--- START Listed entries ---

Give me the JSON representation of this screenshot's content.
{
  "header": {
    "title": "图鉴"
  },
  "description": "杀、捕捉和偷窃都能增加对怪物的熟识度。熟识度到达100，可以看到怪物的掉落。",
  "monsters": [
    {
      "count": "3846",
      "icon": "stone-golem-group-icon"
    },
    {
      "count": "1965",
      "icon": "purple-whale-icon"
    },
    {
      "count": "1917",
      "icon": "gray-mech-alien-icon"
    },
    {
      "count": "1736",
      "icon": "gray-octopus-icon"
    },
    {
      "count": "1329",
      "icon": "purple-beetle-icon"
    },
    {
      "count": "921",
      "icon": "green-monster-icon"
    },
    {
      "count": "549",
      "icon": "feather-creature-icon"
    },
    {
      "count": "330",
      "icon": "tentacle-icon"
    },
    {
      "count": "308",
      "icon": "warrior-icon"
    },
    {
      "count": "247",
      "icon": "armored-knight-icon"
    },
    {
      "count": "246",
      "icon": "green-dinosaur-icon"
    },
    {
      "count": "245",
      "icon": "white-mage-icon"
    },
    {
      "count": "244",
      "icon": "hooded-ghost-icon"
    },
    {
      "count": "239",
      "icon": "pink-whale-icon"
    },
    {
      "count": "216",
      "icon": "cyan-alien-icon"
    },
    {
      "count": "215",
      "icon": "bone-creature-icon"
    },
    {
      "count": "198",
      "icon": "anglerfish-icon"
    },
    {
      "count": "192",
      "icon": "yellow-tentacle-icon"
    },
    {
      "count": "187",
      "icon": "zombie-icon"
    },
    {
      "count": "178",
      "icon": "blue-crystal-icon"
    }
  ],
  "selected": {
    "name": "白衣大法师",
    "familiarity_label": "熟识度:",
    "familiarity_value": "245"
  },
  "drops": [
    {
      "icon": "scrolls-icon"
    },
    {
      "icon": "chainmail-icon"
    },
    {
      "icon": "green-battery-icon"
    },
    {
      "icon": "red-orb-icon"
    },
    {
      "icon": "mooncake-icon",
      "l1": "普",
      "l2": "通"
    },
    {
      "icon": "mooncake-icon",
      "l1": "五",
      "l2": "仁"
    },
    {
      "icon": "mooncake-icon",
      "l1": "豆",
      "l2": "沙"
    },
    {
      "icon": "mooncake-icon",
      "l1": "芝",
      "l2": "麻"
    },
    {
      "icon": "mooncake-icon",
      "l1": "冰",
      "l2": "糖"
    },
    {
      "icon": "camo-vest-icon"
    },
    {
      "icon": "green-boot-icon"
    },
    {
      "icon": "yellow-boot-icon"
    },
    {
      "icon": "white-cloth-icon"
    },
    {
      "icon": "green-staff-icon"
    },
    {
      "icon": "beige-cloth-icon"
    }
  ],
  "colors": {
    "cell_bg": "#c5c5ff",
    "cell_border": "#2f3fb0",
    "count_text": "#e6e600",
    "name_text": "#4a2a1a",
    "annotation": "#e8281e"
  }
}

--- END Listed entries ---

Exercise goal
Write every record out again, unaltered.

Task answer
Give me the JSON representation of this screenshot's content.
{
  "header": {
    "title": "图鉴"
  },
  "description": "杀、捕捉和偷窃都能增加对怪物的熟识度。熟识度到达100，可以看到怪物的掉落。",
  "monsters": [
    {
      "count": "3846",
      "icon": "stone-golem-group-icon"
    },
    {
      "count": "1965",
      "icon": "purple-whale-icon"
    },
    {
      "count": "1917",
      "icon": "gray-mech-alien-icon"
    },
    {
      "count": "1736",
      "icon": "gray-octopus-icon"
    },
    {
      "count": "1329",
      "icon": "purple-beetle-icon"
    },
    {
      "count": "921",
      "icon": "green-monster-icon"
    },
    {
      "count": "549",
      "icon": "feather-creature-icon"
    },
    {
      "count": "330",
      "icon": "tentacle-icon"
    },
    {
      "count": "308",
      "icon": "warrior-icon"
    },
    {
      "count": "247",
      "icon": "armored-knight-icon"
    },
    {
      "count": "246",
      "icon": "green-dinosaur-icon"
    },
    {
      "count": "245",
      "icon": "white-mage-icon"
    },
    {
      "count": "244",
      "icon": "hooded-ghost-icon"
    },
    {
      "count": "239",
      "icon": "pink-whale-icon"
    },
    {
      "count": "216",
      "icon": "cyan-alien-icon"
    },
    {
      "count": "215",
      "icon": "bone-creature-icon"
    },
    {
      "count": "198",
      "icon": "anglerfish-icon"
    },
    {
      "count": "192",
      "icon": "yellow-tentacle-icon"
    },
    {
      "count": "187",
      "icon": "zombie-icon"
    },
    {
      "count": "178",
      "icon": "blue-crystal-icon"
    }
  ],
  "selected": {
    "name": "白衣大法师",
    "familiarity_label": "熟识度:",
    "familiarity_value": "245"
  },
  "drops": [
    {
      "icon": "scrolls-icon"
    },
    {
      "icon": "chainmail-icon"
    },
    {
      "icon": "green-battery-icon"
    },
    {
      "icon": "red-orb-icon"
    },
    {
      "icon": "mooncake-icon",
      "l1": "普",
      "l2": "通"
    },
    {
      "icon": "mooncake-icon",
      "l1": "五",
      "l2": "仁"
    },
    {
      "icon": "mooncake-icon",
      "l1": "豆",
      "l2": "沙"
    },
    {
      "icon": "mooncake-icon",
      "l1": "芝",
      "l2": "麻"
    },
    {
      "icon": "mooncake-icon",
      "l1": "冰",
      "l2": "糖"
    },
    {
      "icon": "camo-vest-icon"
    },
    {
      "icon": "green-boot-icon"
    },
    {
      "icon": "yellow-boot-icon"
    },
    {
      "icon": "white-cloth-icon"
    },
    {
      "icon": "green-staff-icon"
    },
    {
      "icon": "beige-cloth-icon"
    }
  ],
  "colors": {
    "cell_bg": "#c5c5ff",
    "cell_border": "#2f3fb0",
    "count_text": "#e6e600",
    "name_text": "#4a2a1a",
    "annotation": "#e8281e"
  }
}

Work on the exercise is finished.